* _WHAT THE EXERCISE ASKS_
Output the data exactly, with every line intact.
......
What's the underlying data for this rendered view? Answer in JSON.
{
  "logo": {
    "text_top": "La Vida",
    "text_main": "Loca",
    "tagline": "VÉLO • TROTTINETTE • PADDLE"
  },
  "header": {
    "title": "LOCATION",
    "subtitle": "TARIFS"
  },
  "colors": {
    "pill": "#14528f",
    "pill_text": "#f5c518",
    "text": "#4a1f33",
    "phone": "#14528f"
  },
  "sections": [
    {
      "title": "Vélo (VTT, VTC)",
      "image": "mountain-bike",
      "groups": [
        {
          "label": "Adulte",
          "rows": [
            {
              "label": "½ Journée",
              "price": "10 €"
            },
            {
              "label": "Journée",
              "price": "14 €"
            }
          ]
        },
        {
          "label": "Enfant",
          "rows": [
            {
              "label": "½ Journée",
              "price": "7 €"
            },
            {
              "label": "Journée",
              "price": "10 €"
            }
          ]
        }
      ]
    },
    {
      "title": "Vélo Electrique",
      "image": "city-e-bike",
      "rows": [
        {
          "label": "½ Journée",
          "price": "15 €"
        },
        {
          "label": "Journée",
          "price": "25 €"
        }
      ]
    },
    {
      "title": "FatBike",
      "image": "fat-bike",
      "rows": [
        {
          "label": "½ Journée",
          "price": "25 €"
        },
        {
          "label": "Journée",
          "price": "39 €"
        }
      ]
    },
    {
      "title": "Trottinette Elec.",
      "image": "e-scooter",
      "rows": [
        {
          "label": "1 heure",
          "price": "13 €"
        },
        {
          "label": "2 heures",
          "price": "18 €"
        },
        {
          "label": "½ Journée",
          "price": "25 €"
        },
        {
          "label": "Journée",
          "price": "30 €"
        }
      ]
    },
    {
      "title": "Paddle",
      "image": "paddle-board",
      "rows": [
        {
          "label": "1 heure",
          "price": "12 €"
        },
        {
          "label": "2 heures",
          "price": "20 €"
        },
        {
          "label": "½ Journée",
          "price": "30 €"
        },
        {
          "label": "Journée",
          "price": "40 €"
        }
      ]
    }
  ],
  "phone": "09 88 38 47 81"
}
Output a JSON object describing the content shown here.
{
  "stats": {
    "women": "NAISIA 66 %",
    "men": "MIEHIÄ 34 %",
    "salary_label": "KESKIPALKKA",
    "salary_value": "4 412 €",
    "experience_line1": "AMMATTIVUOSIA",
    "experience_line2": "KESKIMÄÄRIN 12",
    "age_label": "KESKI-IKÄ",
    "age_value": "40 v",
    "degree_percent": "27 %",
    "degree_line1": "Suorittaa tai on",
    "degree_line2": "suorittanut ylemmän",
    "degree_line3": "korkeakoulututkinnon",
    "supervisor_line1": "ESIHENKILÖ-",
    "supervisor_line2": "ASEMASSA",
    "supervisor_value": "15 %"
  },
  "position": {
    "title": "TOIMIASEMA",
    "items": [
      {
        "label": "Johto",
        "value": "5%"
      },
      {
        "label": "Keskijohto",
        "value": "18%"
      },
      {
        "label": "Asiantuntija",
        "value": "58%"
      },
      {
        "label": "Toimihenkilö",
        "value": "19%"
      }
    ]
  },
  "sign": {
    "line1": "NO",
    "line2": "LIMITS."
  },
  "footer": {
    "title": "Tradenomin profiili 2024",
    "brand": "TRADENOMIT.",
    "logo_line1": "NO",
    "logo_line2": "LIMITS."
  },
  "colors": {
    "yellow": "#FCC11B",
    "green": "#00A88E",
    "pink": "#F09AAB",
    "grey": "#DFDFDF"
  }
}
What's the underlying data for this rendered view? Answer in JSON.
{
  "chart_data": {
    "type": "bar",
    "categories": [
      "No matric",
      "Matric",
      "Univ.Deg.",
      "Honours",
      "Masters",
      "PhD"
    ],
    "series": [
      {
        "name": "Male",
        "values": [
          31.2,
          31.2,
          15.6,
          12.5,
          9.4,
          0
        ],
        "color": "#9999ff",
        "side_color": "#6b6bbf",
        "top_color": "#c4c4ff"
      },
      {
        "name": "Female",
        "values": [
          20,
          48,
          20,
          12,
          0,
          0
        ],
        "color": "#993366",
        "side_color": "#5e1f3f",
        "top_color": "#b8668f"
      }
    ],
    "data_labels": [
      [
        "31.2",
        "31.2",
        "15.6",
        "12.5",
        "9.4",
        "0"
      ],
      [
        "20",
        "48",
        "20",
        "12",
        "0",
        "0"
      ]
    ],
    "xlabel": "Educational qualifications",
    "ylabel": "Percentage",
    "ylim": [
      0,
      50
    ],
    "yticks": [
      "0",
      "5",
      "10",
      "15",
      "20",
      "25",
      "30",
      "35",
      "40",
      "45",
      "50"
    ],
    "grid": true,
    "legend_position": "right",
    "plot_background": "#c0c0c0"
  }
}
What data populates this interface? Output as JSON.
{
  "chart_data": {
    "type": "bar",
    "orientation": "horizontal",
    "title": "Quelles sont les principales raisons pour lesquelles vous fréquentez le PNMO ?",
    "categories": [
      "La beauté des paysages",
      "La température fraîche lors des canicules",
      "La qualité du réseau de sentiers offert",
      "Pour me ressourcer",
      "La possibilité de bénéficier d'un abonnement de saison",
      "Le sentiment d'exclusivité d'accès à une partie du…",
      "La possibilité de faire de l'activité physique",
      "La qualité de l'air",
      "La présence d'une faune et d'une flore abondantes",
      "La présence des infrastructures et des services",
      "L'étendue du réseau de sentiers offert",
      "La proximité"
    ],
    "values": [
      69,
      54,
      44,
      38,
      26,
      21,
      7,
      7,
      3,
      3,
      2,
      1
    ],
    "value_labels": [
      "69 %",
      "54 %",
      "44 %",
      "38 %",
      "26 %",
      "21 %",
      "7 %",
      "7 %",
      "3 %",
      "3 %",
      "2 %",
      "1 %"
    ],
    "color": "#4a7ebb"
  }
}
......
* _TASK OUTPUT_
What's the underlying data for this rendered view? Answer in JSON.
{
  "logo": {
    "text_top": "La Vida",
    "text_main": "Loca",
    "tagline": "VÉLO • TROTTINETTE • PADDLE"
  },
  "header": {
    "title": "LOCATION",
    "subtitle": "TARIFS"
  },
  "colors": {
    "pill": "#14528f",
    "pill_text": "#f5c518",
    "text": "#4a1f33",
    "phone": "#14528f"
  },
  "sections": [
    {
      "title": "Vélo (VTT, VTC)",
      "image": "mountain-bike",
      "groups": [
        {
          "label": "Adulte",
          "rows": [
            {
              "label": "½ Journée",
              "price": "10 €"
            },
            {
              "label": "Journée",
              "price": "14 €"
            }
          ]
        },
        {
          "label": "Enfant",
          "rows": [
            {
              "label": "½ Journée",
              "price": "7 €"
            },
            {
              "label": "Journée",
              "price": "10 €"
            }
          ]
        }
      ]
    },
    {
      "title": "Vélo Electrique",
      "image": "city-e-bike",
      "rows": [
        {
          "label": "½ Journée",
          "price": "15 €"
        },
        {
          "label": "Journée",
          "price": "25 €"
        }
      ]
    },
    {
      "title": "FatBike",
      "image": "fat-bike",
      "rows": [
        {
          "label": "½ Journée",
          "price": "25 €"
        },
        {
          "label": "Journée",
          "price": "39 €"
        }
      ]
    },
    {
      "title": "Trottinette Elec.",
      "image": "e-scooter",
      "rows": [
        {
          "label": "1 heure",
          "price": "13 €"
        },
        {
          "label": "2 heures",
          "price": "18 €"
        },
        {
          "label": "½ Journée",
          "price": "25 €"
        },
        {
          "label": "Journée",
          "price": "30 €"
        }
      ]
    },
    {
      "title": "Paddle",
      "image": "paddle-board",
      "rows": [
        {
          "label": "1 heure",
          "price": "12 €"
        },
        {
          "label": "2 heures",
          "price": "20 €"
        },
        {
          "label": "½ Journée",
          "price": "30 €"
        },
        {
          "label": "Journée",
          "price": "40 €"
        }
      ]
    }
  ],
  "phone": "09 88 38 47 81"
}
Output a JSON object describing the content shown here.
{
  "stats": {
    "women": "NAISIA 66 %",
    "men": "MIEHIÄ 34 %",
    "salary_label": "KESKIPALKKA",
    "salary_value": "4 412 €",
    "experience_line1": "AMMATTIVUOSIA",
    "experience_line2": "KESKIMÄÄRIN 12",
    "age_label": "KESKI-IKÄ",
    "age_value": "40 v",
    "degree_percent": "27 %",
    "degree_line1": "Suorittaa tai on",
    "degree_line2": "suorittanut ylemmän",
    "degree_line3": "korkeakoulututkinnon",
    "supervisor_line1": "ESIHENKILÖ-",
    "supervisor_line2": "ASEMASSA",
    "supervisor_value": "15 %"
  },
  "position": {
    "title": "TOIMIASEMA",
    "items": [
      {
        "label": "Johto",
        "value": "5%"
      },
      {
        "label": "Keskijohto",
        "value": "18%"
      },
      {
        "label": "Asiantuntija",
        "value": "58%"
      },
      {
        "label": "Toimihenkilö",
        "value": "19%"
      }
    ]
  },
  "sign": {
    "line1": "NO",
    "line2": "LIMITS."
  },
  "footer": {
    "title": "Tradenomin profiili 2024",
    "brand": "TRADENOMIT.",
    "logo_line1": "NO",
    "logo_line2": "LIMITS."
  },
  "colors": {
    "yellow": "#FCC11B",
    "green": "#00A88E",
    "pink": "#F09AAB",
    "grey": "#DFDFDF"
  }
}
What's the underlying data for this rendered view? Answer in JSON.
{
  "chart_data": {
    "type": "bar",
    "categories": [
      "No matric",
      "Matric",
      "Univ.Deg.",
      "Honours",
      "Masters",
      "PhD"
    ],
    "series": [
      {
        "name": "Male",
        "values": [
          31.2,
          31.2,
          15.6,
          12.5,
          9.4,
          0
        ],
        "color": "#9999ff",
        "side_color": "#6b6bbf",
        "top_color": "#c4c4ff"
      },
      {
        "name": "Female",
        "values": [
          20,
          48,
          20,
          12,
          0,
          0
        ],
        "color": "#993366",
        "side_color": "#5e1f3f",
        "top_color": "#b8668f"
      }
    ],
    "data_labels": [
      [
        "31.2",
        "31.2",
        "15.6",
        "12.5",
        "9.4",
        "0"
      ],
      [
        "20",
        "48",
        "20",
        "12",
        "0",
        "0"
      ]
    ],
    "xlabel": "Educational qualifications",
    "ylabel": "Percentage",
    "ylim": [
      0,
      50
    ],
    "yticks": [
      "0",
      "5",
      "10",
      "15",
      "20",
      "25",
      "30",
      "35",
      "40",
      "45",
      "50"
    ],
    "grid": true,
    "legend_position": "right",
    "plot_background": "#c0c0c0"
  }
}
What data populates this interface? Output as JSON.
{
  "chart_data": {
    "type": "bar",
    "orientation": "horizontal",
    "title": "Quelles sont les principales raisons pour lesquelles vous fréquentez le PNMO ?",
    "categories": [
      "La beauté des paysages",
      "La température fraîche lors des canicules",
      "La qualité du réseau de sentiers offert",
      "Pour me ressourcer",
      "La possibilité de bénéficier d'un abonnement de saison",
      "Le sentiment d'exclusivité d'accès à une partie du…",
      "La possibilité de faire de l'activité physique",
      "La qualité de l'air",
      "La présence d'une faune et d'une flore abondantes",
      "La présence des infrastructures et des services",
      "L'étendue du réseau de sentiers offert",
      "La proximité"
    ],
    "values": [
      69,
      54,
      44,
      38,
      26,
      21,
      7,
      7,
      3,
      3,
      2,
      1
    ],
    "value_labels": [
      "69 %",
      "54 %",
      "44 %",
      "38 %",
      "26 %",
      "21 %",
      "7 %",
      "7 %",
      "3 %",
      "3 %",
      "2 %",
      "1 %"
    ],
    "color": "#4a7ebb"
  }
}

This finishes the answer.